— BEGIN DATA PROVIDED —

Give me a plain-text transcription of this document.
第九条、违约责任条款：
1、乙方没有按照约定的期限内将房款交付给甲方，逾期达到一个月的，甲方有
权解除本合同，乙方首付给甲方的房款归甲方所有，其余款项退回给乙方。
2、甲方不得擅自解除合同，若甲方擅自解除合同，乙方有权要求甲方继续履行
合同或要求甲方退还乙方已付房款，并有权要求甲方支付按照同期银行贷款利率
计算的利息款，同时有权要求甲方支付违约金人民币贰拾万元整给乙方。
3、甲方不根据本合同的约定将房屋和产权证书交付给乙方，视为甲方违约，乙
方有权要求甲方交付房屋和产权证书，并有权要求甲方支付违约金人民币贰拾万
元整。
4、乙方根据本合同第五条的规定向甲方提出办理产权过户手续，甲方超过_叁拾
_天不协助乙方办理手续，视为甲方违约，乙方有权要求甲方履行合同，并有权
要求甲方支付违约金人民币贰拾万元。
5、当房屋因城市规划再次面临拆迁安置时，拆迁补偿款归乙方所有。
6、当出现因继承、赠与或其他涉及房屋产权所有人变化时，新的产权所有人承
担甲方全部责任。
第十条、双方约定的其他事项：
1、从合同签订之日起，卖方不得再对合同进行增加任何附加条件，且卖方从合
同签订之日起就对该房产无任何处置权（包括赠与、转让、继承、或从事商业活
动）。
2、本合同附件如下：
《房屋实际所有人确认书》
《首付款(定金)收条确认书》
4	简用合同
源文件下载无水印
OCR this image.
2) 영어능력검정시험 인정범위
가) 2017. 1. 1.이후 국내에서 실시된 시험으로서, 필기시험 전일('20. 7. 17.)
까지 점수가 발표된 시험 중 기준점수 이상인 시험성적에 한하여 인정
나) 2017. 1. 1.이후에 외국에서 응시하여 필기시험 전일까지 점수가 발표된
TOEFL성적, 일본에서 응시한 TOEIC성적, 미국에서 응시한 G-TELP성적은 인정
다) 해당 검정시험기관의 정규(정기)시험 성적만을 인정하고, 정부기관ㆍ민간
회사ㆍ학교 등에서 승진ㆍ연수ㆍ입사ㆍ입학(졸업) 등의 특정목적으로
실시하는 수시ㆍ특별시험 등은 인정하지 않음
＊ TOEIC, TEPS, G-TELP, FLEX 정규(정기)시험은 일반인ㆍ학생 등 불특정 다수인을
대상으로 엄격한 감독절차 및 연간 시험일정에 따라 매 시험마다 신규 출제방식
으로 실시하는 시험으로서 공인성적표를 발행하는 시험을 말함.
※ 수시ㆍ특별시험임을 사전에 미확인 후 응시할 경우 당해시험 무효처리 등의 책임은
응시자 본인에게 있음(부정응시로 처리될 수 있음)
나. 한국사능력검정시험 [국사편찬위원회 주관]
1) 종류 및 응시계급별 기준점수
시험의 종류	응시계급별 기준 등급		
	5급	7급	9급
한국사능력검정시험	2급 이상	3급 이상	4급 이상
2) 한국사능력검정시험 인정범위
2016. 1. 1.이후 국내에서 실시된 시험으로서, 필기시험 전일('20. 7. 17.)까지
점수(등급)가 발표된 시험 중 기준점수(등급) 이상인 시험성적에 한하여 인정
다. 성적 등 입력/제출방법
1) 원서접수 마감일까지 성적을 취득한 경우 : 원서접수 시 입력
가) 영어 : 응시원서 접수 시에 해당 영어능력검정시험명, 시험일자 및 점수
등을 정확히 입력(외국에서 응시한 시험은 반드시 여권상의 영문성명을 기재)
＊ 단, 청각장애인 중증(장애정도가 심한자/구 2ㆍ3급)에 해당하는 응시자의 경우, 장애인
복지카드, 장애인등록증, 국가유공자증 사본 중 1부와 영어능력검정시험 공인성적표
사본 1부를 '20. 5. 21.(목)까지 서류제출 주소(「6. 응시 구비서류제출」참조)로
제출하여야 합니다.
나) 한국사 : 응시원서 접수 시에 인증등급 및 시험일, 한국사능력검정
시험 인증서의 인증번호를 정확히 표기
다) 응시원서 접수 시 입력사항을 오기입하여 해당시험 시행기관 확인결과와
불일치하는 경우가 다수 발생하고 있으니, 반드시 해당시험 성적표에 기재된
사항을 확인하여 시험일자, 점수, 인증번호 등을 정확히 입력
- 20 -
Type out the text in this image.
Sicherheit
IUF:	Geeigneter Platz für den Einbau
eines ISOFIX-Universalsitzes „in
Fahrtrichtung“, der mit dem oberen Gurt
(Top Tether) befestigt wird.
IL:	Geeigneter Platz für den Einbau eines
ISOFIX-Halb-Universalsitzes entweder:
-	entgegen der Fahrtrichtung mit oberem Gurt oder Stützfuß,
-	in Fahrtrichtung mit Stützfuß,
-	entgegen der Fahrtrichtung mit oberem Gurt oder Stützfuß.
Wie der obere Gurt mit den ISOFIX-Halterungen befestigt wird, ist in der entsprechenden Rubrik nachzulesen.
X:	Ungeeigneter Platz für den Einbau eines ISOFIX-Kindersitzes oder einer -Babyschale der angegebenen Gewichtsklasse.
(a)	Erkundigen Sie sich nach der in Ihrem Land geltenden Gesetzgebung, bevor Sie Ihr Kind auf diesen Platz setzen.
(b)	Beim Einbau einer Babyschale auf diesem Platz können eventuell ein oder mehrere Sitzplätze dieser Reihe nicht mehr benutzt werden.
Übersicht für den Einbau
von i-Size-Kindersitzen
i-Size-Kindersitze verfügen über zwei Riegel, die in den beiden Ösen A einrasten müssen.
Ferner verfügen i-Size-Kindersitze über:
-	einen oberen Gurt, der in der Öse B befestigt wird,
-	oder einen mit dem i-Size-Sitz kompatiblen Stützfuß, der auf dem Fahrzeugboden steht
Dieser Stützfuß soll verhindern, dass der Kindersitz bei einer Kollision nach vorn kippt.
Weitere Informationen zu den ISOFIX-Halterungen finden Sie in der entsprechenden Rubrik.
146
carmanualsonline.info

— END DATA PROVIDED —

▶ **BRIEF**: Extract lines where the string "해당시험" occurs.

▶ **FULL SOLUTION**:
다) 응시원서 접수 시 입력사항을 오기입하여 해당시험 시행기관 확인결과와
불일치하는 경우가 다수 발생하고 있으니, 반드시 해당시험 성적표에 기재된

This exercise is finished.